:: Prompt ::
How does the guide below on publishing packages to NPM with Lerna go on after its last sentence? Write the continuation.

Make sure that the CHANGELOG.md document contains up-to-date information, with the next heading replaced with the version number that you are about to publish.

Create PRs with the necessary changes and merge them to trunk before publishing. Lerna will add a gitHead field to each published package's package.json. That field contains the hash of the Git commit that the package was published from. It's better if this commit hash is a permanent one from the trunk branch, rather than an ephemeral commit from a local branch.

Checkout the latest trunk locally and build the packages

Always publish from the latest trunk branch, so that the package contents come from a verified source that everyone has access to. It's too easy to publish a NPM package from a local branch, or even uncommitted local modifications that are invisible to anyone but you.

Build the dist/ directories (the transpiled package content that will be published) from scratch.

git checkout trunk
git pull
git status (should be clean!)
yarn run distclean
yarn install --frozen-lockfile
yarn run build-packages

Getting NPM permissions to publish in the @automattic scope

To publish packages in the @automattic scope, and to update packages owned by the automattic organization, you need to be a member of this organization on npmjs.com. If you're an Automattician, you can add yourself to the organization, using the credentials found in the secret store.

Publishing all outdated packages

It's good to start un-authenticated, since Lerna doesn't have --dry-run option like NPM does: npm logout.

Now run: npx lerna publish from-package

Lerna will show a list of packages that have versions higher than the latest one published in the NPM registry. Verify that this is indeed the list of packages that you want to publish. If something looks off, abort!

If you say "yes" to the Lerna prompt, and are not authenticated, the publishing will fail with authentication error. Better to say "no".

Now make sure you're logged in at this point, we're going to publish 🚀: npm whoami, npm login. Enter your username, password, and the OTP code.

Before publishing, keep your OTP (one time password) authenticator app around, as NPM will ask for another OTP code when publishing, even though you already entered one code when logging in. We recommend to set your NPM account to the highest security level, which requires two-factor authentication for both authentication and publishing.

:: Material supplied ::
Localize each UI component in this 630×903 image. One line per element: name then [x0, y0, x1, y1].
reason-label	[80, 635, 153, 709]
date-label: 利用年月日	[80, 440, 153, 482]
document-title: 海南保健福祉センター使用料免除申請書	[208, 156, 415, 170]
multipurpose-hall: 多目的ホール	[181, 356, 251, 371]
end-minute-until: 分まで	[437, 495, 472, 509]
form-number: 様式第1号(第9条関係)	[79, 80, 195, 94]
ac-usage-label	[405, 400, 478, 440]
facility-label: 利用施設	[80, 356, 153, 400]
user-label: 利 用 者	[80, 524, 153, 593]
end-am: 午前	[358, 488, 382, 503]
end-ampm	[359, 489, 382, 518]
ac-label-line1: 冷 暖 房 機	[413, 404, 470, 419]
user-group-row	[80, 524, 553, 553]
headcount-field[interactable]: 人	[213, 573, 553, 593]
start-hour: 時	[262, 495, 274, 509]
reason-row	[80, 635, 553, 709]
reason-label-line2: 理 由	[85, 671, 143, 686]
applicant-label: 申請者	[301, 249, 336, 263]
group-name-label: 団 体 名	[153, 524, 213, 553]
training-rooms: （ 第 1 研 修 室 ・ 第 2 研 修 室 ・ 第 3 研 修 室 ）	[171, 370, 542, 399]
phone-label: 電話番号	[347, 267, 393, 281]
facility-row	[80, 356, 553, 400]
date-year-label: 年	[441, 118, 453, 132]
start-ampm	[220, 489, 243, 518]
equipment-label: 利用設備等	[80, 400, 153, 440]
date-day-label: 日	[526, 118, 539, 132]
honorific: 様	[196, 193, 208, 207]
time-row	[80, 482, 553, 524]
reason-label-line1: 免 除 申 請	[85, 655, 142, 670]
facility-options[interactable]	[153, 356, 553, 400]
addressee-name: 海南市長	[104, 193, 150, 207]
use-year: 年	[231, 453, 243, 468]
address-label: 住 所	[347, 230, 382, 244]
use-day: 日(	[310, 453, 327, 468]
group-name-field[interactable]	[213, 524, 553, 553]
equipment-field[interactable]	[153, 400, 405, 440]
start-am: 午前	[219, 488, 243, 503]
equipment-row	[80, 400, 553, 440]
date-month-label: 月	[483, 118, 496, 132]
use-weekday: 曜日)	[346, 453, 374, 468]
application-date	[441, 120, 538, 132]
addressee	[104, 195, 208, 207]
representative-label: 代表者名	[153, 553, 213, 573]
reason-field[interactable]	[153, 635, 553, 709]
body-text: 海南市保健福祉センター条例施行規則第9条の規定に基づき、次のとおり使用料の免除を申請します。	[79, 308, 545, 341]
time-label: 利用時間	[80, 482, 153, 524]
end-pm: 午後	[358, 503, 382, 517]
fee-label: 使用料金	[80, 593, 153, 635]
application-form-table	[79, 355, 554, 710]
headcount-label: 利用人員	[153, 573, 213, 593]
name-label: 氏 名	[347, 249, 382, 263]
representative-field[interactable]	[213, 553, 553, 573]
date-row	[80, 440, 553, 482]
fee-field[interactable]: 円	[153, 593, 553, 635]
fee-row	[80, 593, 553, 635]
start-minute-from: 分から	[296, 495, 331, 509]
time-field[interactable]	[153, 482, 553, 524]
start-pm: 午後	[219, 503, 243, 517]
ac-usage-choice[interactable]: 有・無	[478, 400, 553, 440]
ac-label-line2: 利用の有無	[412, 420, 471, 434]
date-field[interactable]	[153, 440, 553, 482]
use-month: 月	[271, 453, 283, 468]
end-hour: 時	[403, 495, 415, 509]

:: Exercise response ::
The following command will publish the packages:

npx lerna publish from-package

Lerna will ask you to confirm the publish action, and will also ask for an OTP code.

Pat yourself on the back, you published!

Publishing unstable (beta) versions of packages

If you publish a package the default way, the new version will be tagged in the NPM registry with the latest tag. NPM clients will install the latest version by default, if no other version is specified.

To publish unstable (alpha, beta) versions of packages, and to keep the latest tag pointing to a stable version, you can add a --dist-tag next option:

npx lerna publish --dist-tag next from-package

The published packages will be tagged as next, and installed only when the next tag is specified explicitly:

yarn install i18n-calypso@next

Running lerna publish in non-interactive mode

If you don't want Lerna to ask you any questions when publishing, specify the --yes option to skip the confirmation prompt.

The OTP code can be specified as the NPM_CONFIG_OTP environment variable, again avoiding Lerna/NPM asking for it interactively. For example:

NPM_CONFIG_OTP=[YOUR_OTP_CODE] npx lerna publish from-package --yes

Publishing a single package

What if you want to publish just one updated package? lerna publish from-package either publishes all eligible packages, or nothing. It doesn't give you a choice. That's where you need lerna publish from-git.

To publish only selected packages, you need to create Git tags in form name@version. For example:

git tag "@automattic/calypso-build@6.1.0"

or

git tag "@automattic/components@1.0.0"

Now npx lerna publish from-git will offer to publish only the packages that have a matching Git tag on the current HEAD revision.

The rest of the workflow is exactly the same as in the from-package case.